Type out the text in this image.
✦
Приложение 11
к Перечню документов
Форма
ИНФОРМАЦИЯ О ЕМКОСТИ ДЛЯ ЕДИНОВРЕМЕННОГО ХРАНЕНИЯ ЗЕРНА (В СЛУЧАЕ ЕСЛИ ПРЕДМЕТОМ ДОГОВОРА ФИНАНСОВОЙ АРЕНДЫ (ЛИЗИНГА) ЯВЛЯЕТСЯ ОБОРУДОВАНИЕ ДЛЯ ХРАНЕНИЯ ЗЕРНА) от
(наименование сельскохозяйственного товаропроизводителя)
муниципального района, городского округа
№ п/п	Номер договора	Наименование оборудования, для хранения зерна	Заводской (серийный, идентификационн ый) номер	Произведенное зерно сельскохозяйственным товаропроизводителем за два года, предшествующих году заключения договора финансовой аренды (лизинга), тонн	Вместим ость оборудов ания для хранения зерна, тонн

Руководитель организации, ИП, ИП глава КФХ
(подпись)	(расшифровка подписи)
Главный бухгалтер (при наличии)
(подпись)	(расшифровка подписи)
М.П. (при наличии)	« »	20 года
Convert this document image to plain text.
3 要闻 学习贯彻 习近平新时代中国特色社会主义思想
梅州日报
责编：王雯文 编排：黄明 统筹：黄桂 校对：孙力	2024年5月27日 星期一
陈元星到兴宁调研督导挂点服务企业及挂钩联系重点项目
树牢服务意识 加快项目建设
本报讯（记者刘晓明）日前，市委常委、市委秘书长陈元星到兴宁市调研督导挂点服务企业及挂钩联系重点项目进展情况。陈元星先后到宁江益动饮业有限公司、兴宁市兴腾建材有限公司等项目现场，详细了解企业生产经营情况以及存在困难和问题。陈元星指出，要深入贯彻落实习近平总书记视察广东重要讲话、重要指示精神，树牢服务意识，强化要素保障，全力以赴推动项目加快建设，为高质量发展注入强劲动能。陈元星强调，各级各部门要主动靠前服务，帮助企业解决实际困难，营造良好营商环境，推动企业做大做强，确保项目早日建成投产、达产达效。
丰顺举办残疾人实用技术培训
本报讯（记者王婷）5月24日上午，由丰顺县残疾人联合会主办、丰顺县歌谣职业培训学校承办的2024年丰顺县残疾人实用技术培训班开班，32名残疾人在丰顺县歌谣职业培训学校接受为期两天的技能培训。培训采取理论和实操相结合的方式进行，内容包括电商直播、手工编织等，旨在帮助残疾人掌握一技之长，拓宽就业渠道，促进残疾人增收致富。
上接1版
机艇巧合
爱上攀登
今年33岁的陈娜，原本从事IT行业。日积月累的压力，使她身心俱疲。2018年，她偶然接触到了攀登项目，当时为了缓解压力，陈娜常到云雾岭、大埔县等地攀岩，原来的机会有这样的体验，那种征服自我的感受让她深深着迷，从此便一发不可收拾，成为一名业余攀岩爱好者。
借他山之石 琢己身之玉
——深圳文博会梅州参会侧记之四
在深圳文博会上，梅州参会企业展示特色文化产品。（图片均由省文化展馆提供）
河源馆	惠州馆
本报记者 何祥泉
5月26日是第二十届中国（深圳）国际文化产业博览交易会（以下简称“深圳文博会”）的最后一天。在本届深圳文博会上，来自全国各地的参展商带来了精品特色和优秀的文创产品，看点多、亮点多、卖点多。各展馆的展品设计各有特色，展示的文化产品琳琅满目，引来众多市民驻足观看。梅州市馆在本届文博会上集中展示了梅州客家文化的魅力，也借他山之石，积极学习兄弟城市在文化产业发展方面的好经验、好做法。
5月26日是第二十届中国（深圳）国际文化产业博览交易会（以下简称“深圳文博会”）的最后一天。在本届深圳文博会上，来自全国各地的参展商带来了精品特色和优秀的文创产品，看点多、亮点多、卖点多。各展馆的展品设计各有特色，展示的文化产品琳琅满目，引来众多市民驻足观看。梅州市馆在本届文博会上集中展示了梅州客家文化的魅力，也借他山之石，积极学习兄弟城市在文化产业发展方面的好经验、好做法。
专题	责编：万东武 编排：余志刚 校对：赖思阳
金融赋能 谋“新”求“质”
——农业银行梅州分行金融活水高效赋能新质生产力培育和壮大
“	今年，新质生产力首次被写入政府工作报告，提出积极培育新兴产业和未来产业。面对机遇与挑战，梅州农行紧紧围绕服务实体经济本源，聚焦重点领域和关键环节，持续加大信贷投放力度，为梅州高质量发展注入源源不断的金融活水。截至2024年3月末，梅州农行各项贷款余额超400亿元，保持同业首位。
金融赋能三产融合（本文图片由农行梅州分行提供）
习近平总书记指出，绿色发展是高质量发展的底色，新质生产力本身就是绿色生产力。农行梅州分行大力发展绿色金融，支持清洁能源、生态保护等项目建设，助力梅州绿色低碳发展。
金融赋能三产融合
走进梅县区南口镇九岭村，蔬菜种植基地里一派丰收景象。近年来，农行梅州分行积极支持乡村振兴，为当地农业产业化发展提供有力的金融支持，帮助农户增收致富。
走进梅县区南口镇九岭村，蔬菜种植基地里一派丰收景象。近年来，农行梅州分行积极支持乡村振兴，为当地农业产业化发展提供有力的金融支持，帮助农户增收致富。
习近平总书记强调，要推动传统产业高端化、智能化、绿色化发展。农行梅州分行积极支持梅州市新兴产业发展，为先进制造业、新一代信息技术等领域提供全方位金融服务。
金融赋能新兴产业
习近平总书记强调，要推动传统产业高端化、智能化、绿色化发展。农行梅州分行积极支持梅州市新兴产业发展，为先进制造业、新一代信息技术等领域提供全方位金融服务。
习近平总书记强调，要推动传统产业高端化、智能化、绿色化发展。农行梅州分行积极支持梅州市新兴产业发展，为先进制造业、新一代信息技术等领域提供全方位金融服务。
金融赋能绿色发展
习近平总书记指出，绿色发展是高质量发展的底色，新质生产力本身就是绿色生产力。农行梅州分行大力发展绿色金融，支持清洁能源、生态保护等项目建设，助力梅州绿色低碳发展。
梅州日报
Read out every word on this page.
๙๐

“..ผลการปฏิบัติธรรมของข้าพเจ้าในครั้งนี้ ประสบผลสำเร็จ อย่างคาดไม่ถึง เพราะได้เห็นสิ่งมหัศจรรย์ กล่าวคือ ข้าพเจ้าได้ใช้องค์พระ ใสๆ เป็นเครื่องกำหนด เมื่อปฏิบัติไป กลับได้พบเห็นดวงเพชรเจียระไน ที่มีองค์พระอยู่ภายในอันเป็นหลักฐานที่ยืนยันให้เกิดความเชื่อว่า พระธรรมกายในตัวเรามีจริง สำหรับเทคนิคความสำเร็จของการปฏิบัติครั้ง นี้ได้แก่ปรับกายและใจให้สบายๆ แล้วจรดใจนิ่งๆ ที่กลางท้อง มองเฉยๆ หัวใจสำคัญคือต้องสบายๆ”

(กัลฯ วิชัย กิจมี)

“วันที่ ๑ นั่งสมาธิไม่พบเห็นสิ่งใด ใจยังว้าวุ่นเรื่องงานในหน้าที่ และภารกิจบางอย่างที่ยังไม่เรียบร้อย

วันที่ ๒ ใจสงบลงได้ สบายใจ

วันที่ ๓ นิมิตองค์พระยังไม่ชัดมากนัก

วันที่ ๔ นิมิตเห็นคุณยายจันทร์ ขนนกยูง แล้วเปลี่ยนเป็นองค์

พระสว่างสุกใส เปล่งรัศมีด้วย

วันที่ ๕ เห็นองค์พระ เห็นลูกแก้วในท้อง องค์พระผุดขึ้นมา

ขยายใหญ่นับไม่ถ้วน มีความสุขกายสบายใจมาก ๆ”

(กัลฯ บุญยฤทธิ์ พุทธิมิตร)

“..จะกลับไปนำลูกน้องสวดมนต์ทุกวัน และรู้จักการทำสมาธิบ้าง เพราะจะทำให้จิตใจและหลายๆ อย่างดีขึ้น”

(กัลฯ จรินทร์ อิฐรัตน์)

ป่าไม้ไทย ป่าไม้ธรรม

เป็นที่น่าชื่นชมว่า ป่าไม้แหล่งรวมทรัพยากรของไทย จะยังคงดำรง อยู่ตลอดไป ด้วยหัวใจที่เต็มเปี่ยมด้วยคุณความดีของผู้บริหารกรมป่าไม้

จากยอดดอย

§ What to produce
Only lines with the word "года" are wanted, so copy each one from the records.

§ The solution
№ п/п	Номер договора	Наименование оборудования, для хранения зерна	Заводской (серийный, идентификационн ый) номер	Произведенное зерно сельскохозяйственным товаропроизводителем за два года, предшествующих году заключения договора финансовой аренды (лизинга), тонн	Вместим ость оборудов ания для хранения зерна, тонн
М.П. (при наличии)	« »	20 года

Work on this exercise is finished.